• [Written problem]
All the data should come back exactly as it was given.

(Extracts from a graphics dataset)
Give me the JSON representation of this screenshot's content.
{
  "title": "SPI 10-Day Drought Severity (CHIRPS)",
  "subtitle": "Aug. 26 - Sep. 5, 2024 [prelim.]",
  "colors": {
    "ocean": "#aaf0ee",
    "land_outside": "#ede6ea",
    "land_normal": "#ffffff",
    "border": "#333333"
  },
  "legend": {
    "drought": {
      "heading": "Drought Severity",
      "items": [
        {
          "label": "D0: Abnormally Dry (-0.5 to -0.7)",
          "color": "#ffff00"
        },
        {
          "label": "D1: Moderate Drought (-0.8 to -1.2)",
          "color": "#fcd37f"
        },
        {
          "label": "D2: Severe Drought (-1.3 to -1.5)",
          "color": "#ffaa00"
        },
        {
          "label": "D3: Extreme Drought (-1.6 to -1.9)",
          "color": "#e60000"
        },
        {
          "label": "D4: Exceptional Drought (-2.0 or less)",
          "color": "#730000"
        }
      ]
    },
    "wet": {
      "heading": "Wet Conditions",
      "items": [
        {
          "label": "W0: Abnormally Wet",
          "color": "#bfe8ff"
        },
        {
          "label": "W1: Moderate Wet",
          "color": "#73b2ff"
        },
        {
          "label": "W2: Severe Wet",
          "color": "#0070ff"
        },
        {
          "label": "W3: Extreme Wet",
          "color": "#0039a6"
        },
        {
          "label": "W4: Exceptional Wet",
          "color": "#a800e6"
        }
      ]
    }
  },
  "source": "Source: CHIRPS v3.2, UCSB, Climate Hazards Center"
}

• [Correct answer]
Give me the JSON representation of this screenshot's content.
{
  "title": "SPI 10-Day Drought Severity (CHIRPS)",
  "subtitle": "Aug. 26 - Sep. 5, 2024 [prelim.]",
  "colors": {
    "ocean": "#aaf0ee",
    "land_outside": "#ede6ea",
    "land_normal": "#ffffff",
    "border": "#333333"
  },
  "legend": {
    "drought": {
      "heading": "Drought Severity",
      "items": [
        {
          "label": "D0: Abnormally Dry (-0.5 to -0.7)",
          "color": "#ffff00"
        },
        {
          "label": "D1: Moderate Drought (-0.8 to -1.2)",
          "color": "#fcd37f"
        },
        {
          "label": "D2: Severe Drought (-1.3 to -1.5)",
          "color": "#ffaa00"
        },
        {
          "label": "D3: Extreme Drought (-1.6 to -1.9)",
          "color": "#e60000"
        },
        {
          "label": "D4: Exceptional Drought (-2.0 or less)",
          "color": "#730000"
        }
      ]
    },
    "wet": {
      "heading": "Wet Conditions",
      "items": [
        {
          "label": "W0: Abnormally Wet",
          "color": "#bfe8ff"
        },
        {
          "label": "W1: Moderate Wet",
          "color": "#73b2ff"
        },
        {
          "label": "W2: Severe Wet",
          "color": "#0070ff"
        },
        {
          "label": "W3: Extreme Wet",
          "color": "#0039a6"
        },
        {
          "label": "W4: Exceptional Wet",
          "color": "#a800e6"
        }
      ]
    }
  },
  "source": "Source: CHIRPS v3.2, UCSB, Climate Hazards Center"
}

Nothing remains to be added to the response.